▶ _YOUR TASK_
Write out each line in which the string "Jackie" is present.

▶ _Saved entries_

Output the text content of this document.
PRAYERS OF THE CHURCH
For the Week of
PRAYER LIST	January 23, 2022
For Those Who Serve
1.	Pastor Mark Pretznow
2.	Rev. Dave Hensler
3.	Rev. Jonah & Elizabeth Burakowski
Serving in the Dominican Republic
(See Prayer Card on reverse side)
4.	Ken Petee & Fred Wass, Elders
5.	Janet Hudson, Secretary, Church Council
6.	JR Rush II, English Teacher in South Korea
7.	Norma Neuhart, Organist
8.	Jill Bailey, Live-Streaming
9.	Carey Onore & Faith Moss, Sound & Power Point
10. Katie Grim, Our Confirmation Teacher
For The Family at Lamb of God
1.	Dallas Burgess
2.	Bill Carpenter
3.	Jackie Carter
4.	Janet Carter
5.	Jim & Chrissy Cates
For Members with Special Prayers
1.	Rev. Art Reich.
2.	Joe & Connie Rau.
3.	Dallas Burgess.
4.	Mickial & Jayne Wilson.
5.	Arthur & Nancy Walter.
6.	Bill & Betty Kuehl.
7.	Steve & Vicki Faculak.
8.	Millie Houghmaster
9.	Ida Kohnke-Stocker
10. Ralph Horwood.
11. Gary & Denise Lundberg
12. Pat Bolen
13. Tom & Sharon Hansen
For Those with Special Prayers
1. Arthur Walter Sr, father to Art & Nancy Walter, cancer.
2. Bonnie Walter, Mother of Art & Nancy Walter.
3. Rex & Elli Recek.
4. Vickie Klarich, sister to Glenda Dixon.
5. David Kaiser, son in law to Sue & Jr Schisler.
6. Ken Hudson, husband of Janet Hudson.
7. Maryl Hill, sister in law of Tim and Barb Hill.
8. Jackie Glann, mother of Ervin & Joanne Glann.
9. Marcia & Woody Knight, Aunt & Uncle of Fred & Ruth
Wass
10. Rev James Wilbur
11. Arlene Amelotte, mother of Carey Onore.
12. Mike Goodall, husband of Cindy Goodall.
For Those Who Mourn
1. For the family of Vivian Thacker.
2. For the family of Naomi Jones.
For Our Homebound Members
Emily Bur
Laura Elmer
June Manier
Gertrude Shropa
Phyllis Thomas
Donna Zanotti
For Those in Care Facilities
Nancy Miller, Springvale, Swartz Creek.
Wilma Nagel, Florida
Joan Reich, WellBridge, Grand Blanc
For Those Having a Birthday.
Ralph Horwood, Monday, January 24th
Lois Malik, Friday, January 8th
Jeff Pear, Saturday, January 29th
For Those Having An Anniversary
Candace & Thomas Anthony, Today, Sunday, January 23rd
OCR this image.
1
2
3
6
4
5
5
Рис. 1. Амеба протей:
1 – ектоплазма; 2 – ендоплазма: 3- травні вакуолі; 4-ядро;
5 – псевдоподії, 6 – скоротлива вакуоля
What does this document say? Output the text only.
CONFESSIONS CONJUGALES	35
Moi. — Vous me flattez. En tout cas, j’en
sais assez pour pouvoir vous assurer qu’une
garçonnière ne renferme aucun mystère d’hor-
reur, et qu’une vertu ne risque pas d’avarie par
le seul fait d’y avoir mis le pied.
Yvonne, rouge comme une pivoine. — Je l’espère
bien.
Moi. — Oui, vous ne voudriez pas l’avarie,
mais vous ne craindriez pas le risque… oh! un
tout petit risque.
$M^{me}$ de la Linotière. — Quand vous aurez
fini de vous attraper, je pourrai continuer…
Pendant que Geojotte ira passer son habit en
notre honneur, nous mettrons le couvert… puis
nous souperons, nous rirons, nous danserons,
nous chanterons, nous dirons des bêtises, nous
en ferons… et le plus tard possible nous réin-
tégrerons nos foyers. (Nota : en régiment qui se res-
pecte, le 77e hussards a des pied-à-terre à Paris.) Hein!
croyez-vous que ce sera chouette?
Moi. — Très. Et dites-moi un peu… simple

▶ _RESULT OF THIS EXERCISE_
3.	Jackie Carter
8. Jackie Glann, mother of Ervin & Joanne Glann.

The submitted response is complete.